Records follow. Pull out every line that contains "year".

Records that describe figures
** Start **
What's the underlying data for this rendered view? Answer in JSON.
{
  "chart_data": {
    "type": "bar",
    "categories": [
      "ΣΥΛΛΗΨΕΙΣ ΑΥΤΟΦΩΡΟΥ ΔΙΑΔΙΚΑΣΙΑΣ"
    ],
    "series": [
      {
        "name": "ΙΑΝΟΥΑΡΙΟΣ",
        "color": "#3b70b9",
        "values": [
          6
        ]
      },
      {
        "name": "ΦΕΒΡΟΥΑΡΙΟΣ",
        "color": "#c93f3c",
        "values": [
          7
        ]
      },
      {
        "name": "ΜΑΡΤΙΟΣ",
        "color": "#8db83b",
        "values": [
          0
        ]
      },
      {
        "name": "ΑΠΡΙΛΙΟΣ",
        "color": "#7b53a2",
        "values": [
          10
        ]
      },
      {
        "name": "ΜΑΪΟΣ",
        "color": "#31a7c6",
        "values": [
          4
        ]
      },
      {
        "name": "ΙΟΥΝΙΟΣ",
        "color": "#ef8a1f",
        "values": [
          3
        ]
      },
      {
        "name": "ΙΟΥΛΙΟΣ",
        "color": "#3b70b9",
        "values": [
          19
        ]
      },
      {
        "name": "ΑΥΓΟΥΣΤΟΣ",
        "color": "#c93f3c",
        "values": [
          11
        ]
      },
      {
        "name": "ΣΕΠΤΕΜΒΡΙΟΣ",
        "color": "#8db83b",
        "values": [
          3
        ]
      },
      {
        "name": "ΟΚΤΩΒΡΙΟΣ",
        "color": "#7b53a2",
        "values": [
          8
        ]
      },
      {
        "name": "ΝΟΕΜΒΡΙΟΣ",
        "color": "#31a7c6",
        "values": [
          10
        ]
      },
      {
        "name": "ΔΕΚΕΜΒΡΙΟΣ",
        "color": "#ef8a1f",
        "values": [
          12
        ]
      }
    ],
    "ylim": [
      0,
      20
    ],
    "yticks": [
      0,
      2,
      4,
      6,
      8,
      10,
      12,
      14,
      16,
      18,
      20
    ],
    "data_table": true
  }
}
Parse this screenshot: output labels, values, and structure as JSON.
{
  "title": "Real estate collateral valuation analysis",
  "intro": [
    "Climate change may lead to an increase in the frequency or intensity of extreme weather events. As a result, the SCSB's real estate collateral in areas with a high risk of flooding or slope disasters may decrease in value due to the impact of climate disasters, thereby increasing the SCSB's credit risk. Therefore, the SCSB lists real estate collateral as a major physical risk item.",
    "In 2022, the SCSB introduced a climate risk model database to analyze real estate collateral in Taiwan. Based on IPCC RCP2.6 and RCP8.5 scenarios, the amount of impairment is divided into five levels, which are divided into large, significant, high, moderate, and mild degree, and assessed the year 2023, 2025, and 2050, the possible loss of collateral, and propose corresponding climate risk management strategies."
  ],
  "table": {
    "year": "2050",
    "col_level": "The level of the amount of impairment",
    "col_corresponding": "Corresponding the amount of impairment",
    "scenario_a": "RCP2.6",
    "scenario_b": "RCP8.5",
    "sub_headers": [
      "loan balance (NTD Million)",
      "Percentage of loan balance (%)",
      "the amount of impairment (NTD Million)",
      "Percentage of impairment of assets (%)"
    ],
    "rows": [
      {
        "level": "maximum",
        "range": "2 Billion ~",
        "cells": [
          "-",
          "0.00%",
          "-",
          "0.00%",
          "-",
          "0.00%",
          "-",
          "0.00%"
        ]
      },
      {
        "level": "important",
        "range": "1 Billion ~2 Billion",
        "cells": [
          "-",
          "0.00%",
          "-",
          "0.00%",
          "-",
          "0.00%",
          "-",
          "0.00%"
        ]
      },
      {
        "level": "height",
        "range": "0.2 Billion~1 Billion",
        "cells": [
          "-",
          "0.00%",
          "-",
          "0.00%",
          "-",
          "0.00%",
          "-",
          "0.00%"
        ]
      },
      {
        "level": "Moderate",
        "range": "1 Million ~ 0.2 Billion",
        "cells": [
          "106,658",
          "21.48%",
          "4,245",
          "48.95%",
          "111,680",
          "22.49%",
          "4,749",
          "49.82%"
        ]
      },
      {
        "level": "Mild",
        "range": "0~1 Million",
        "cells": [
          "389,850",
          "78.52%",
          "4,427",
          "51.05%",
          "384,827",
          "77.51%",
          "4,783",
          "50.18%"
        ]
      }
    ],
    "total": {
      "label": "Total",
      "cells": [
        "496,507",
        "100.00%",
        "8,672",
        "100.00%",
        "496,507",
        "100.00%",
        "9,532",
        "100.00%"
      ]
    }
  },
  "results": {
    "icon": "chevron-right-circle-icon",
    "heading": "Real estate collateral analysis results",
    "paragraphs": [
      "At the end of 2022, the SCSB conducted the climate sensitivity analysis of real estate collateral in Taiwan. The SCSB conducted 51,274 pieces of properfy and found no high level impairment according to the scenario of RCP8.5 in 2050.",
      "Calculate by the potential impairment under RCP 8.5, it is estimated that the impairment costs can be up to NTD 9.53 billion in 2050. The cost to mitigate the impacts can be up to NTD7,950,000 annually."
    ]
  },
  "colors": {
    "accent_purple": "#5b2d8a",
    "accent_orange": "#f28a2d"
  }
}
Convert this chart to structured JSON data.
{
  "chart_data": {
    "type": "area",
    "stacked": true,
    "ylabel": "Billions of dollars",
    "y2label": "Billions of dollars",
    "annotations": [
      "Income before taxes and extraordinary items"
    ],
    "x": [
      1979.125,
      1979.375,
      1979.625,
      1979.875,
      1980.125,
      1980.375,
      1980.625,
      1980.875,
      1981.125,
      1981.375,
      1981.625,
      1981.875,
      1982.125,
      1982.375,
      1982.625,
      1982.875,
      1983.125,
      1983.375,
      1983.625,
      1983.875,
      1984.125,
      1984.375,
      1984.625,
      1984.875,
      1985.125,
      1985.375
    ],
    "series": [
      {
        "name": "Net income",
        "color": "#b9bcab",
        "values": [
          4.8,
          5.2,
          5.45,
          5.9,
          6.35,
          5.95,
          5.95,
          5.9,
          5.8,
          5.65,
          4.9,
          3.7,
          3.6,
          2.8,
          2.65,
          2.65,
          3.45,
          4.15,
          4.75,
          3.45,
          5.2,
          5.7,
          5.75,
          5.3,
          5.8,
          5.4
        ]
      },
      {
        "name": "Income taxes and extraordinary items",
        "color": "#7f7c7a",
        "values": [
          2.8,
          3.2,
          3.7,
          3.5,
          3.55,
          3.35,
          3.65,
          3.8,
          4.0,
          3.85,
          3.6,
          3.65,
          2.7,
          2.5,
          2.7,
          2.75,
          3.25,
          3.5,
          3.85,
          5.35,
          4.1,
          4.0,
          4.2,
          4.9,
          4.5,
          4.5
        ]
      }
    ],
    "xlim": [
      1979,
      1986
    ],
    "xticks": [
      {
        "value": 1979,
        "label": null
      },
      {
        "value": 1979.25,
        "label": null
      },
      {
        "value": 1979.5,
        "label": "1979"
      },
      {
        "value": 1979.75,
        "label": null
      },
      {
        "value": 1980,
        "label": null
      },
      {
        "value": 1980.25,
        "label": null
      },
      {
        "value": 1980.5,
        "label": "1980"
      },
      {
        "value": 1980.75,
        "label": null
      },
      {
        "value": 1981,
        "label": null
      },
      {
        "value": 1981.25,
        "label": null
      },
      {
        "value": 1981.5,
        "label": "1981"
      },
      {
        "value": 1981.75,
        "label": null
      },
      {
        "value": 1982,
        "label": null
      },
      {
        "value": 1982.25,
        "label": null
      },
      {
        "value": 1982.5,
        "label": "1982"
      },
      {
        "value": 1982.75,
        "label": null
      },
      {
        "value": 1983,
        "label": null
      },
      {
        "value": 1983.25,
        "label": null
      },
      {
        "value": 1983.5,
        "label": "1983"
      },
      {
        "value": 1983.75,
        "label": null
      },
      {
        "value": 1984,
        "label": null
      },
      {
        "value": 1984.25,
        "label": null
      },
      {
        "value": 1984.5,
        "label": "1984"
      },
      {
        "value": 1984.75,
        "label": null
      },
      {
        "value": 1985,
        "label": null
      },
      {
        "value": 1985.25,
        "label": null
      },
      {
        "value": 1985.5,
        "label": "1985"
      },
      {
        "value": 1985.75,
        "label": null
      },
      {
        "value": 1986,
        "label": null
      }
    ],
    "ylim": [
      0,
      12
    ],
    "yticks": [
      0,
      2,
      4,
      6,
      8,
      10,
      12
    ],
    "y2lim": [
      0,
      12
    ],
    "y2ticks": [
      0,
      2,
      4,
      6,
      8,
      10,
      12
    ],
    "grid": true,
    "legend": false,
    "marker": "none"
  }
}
** End **
**TASK RESPONSE**
    "In 2022, the SCSB introduced a climate risk model database to analyze real estate collateral in Taiwan. Based on IPCC RCP2.6 and RCP8.5 scenarios, the amount of impairment is divided into five levels, which are divided into large, significant, high, moderate, and mild degree, and assessed the year 2023, 2025, and 2050, the possible loss of collateral, and propose corresponding climate risk management strategies."
    "year": "2050",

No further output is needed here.